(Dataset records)
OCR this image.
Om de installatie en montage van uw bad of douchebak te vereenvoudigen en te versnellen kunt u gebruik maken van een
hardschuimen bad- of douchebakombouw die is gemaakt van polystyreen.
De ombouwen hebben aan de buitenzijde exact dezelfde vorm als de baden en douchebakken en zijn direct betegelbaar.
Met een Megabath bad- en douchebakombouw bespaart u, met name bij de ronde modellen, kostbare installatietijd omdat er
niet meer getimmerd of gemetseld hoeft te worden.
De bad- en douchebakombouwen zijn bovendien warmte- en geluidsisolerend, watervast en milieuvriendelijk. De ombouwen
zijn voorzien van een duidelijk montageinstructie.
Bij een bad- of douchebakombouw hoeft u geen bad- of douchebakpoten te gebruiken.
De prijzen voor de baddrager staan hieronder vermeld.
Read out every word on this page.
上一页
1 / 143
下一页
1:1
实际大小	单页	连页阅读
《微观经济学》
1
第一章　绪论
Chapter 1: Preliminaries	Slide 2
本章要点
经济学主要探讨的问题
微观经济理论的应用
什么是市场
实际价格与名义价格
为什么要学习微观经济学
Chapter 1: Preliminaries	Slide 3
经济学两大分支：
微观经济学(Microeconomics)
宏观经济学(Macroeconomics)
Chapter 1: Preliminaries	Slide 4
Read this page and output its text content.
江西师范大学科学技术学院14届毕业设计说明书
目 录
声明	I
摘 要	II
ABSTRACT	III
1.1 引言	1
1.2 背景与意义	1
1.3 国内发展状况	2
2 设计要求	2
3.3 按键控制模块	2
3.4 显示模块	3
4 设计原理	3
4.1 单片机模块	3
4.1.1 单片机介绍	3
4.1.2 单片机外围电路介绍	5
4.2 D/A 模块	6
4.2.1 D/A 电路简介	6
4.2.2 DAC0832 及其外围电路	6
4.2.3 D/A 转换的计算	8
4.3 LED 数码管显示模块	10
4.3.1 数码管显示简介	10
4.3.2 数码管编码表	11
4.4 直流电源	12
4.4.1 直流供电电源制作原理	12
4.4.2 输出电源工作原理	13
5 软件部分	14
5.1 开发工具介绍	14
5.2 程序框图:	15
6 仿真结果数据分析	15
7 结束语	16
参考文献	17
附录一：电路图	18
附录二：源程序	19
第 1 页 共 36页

...

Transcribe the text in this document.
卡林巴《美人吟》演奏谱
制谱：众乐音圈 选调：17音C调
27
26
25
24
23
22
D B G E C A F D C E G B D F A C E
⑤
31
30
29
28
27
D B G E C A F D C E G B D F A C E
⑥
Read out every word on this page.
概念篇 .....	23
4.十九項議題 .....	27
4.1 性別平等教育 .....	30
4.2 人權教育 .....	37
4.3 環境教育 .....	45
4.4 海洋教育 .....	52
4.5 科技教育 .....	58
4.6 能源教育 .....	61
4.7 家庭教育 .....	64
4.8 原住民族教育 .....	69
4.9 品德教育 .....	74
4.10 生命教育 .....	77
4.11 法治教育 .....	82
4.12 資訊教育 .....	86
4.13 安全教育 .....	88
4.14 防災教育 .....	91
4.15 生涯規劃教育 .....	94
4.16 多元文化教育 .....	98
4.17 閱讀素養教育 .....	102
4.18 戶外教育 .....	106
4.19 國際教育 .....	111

* * *

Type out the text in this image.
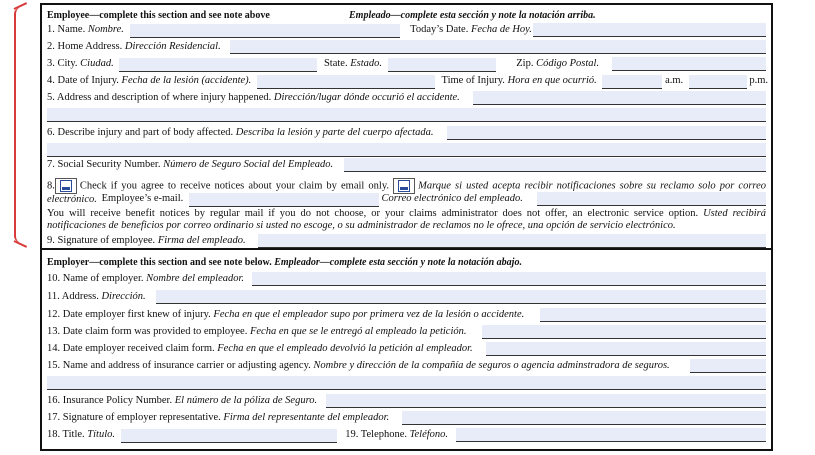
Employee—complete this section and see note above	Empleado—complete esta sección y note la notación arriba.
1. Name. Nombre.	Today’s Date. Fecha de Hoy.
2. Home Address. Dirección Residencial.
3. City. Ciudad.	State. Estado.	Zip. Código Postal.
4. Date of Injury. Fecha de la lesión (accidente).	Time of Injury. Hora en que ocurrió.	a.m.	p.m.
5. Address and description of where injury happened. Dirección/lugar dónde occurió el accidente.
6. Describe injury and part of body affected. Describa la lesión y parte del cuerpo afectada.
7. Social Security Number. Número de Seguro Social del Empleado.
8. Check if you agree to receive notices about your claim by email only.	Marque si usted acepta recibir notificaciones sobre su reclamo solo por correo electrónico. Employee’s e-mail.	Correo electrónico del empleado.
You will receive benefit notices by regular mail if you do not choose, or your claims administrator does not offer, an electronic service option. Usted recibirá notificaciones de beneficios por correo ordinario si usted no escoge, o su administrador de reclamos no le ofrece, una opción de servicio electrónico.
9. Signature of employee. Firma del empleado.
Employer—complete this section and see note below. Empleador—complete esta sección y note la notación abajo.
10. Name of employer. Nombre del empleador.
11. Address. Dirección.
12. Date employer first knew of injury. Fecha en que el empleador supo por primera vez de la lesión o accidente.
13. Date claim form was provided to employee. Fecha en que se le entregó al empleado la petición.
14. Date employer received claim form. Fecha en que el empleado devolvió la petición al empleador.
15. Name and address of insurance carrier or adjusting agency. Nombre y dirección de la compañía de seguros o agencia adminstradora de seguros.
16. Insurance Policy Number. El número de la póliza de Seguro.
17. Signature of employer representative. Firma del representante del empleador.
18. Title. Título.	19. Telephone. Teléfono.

### WHAT THIS TASK INVOLVES
Pull every line containing "Signature" out of the data above.

### RESPONSE TO THIS TASK
9. Signature of employee. Firma del empleado.
17. Signature of employer representative. Firma del representante del empleador.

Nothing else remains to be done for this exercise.